*To do*: Return the whole listing, keeping every character the same.

*Data entries*:
↓

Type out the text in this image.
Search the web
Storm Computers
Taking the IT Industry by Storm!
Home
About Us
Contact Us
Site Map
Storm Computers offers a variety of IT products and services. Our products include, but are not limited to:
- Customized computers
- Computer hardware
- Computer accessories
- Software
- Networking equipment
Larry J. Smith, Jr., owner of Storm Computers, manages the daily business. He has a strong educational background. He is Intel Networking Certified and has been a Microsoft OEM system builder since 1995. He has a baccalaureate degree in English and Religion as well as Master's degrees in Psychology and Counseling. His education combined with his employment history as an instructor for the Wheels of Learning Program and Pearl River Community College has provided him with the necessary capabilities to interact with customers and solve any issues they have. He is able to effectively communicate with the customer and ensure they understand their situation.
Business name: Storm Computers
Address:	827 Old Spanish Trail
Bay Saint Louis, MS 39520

↑

*Result for this task*:
Type out the text in this image.
Search the web
Storm Computers
Taking the IT Industry by Storm!
Home
About Us
Contact Us
Site Map
Storm Computers offers a variety of IT products and services. Our products include, but are not limited to:
- Customized computers
- Computer hardware
- Computer accessories
- Software
- Networking equipment
Larry J. Smith, Jr., owner of Storm Computers, manages the daily business. He has a strong educational background. He is Intel Networking Certified and has been a Microsoft OEM system builder since 1995. He has a baccalaureate degree in English and Religion as well as Master's degrees in Psychology and Counseling. His education combined with his employment history as an instructor for the Wheels of Learning Program and Pearl River Community College has provided him with the necessary capabilities to interact with customers and solve any issues they have. He is able to effectively communicate with the customer and ensure they understand their situation.
Business name: Storm Computers
Address:	827 Old Spanish Trail
Bay Saint Louis, MS 39520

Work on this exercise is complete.